# START OF Recorded data

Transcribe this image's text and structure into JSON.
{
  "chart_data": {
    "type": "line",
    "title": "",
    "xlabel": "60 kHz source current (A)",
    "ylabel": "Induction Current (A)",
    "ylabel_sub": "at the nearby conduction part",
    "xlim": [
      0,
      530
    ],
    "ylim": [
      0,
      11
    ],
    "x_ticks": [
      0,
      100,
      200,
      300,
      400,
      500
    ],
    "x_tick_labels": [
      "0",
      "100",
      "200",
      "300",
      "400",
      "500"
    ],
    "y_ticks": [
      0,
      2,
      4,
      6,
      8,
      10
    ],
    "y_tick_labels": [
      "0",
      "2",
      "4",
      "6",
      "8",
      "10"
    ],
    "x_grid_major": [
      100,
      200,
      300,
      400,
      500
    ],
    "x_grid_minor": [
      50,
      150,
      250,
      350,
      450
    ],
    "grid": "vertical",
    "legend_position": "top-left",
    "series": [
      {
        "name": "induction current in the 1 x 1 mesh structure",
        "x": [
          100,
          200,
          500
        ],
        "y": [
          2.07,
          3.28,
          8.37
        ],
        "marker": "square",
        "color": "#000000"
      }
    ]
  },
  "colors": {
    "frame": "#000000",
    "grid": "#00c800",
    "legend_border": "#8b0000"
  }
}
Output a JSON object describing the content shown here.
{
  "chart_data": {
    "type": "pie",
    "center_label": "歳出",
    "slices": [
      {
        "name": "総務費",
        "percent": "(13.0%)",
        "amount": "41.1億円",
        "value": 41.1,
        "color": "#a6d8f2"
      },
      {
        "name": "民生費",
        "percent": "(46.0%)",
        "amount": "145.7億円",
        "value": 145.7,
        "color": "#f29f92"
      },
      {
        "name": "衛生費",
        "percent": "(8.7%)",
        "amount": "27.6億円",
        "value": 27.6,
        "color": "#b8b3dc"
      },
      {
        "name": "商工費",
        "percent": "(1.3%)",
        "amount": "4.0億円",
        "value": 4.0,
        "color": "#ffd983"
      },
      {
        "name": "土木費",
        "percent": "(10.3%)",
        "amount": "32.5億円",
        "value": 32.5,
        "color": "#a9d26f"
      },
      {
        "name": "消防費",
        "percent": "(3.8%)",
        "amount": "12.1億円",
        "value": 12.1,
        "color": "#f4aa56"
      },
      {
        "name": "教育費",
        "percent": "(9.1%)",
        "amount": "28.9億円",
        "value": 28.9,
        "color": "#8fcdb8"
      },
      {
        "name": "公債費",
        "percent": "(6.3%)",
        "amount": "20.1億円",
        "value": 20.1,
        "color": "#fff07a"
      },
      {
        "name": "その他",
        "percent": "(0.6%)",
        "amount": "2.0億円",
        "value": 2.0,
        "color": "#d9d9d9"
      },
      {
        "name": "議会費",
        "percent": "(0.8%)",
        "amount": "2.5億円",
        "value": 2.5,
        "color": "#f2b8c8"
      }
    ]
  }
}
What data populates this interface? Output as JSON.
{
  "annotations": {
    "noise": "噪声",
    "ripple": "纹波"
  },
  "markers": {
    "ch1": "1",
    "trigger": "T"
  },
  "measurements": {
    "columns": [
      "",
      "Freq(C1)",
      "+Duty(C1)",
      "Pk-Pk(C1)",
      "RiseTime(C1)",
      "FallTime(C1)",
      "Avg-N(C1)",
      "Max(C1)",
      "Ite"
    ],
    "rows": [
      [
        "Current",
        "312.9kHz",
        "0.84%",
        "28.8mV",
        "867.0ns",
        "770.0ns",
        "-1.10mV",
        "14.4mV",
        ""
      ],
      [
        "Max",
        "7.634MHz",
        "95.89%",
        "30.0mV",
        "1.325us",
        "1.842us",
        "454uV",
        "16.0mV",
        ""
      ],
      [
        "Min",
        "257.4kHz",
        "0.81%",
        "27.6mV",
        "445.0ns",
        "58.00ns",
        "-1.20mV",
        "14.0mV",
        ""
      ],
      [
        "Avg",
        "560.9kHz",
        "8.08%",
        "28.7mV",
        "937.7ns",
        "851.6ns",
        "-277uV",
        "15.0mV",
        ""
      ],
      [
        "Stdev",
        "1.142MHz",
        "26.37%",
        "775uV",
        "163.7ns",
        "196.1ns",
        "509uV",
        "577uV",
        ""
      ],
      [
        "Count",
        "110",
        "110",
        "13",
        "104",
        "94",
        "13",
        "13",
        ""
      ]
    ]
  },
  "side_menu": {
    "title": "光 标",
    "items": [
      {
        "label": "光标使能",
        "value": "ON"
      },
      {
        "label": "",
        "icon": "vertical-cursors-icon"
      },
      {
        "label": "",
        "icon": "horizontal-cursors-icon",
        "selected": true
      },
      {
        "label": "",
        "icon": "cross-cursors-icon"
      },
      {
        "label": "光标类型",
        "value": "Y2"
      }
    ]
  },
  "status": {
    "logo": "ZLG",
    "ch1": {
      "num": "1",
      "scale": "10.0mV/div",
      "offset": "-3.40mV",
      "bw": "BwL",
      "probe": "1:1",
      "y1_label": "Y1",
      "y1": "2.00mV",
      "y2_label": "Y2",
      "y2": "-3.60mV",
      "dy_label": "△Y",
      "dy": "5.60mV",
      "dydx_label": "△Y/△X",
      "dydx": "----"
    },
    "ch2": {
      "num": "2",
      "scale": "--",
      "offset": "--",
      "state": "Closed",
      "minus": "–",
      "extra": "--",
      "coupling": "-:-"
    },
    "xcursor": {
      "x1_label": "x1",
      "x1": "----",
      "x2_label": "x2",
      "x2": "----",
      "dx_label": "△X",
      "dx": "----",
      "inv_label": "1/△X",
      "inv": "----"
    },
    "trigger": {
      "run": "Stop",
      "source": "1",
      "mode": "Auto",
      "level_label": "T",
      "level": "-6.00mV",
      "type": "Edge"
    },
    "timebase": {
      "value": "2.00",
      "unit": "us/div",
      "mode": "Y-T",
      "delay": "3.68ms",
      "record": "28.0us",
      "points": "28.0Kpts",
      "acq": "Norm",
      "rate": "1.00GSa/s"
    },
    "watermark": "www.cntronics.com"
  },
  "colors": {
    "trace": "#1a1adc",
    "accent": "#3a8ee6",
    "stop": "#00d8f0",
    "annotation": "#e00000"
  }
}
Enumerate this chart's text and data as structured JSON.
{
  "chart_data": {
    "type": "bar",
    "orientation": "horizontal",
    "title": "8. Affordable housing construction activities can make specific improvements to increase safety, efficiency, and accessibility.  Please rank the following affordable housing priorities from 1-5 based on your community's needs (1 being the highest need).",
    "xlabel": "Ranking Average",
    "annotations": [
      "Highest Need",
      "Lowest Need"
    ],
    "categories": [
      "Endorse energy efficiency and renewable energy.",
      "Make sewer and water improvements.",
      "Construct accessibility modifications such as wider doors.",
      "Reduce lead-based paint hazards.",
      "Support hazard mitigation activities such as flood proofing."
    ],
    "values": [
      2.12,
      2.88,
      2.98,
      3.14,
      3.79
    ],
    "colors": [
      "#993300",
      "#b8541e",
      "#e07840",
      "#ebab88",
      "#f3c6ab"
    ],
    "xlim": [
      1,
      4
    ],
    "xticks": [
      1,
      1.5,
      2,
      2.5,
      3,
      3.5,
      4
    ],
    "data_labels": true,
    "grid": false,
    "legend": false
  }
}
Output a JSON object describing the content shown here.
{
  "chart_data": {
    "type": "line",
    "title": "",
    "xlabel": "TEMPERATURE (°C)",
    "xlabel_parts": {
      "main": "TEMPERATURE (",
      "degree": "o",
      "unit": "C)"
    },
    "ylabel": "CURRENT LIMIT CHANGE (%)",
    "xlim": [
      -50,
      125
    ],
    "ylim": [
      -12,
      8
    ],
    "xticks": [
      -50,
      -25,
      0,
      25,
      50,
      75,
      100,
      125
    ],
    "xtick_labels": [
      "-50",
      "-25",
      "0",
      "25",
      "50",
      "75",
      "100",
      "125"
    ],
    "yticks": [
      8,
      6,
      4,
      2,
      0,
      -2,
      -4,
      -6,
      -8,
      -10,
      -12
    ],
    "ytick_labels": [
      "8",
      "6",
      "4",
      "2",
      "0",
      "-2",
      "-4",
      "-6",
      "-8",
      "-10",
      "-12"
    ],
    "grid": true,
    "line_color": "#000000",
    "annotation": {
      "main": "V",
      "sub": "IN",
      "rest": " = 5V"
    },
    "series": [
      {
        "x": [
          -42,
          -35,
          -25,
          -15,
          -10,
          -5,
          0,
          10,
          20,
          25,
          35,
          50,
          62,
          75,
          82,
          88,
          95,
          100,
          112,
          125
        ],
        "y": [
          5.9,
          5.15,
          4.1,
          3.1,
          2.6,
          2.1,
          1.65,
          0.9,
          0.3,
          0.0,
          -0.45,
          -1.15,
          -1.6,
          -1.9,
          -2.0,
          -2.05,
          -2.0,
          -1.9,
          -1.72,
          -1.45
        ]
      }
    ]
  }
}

# END OF Recorded data

* Short exercise *
Say, as a single number and nothing more, how many lines of the entries contain the word "title".

* Task answer *
4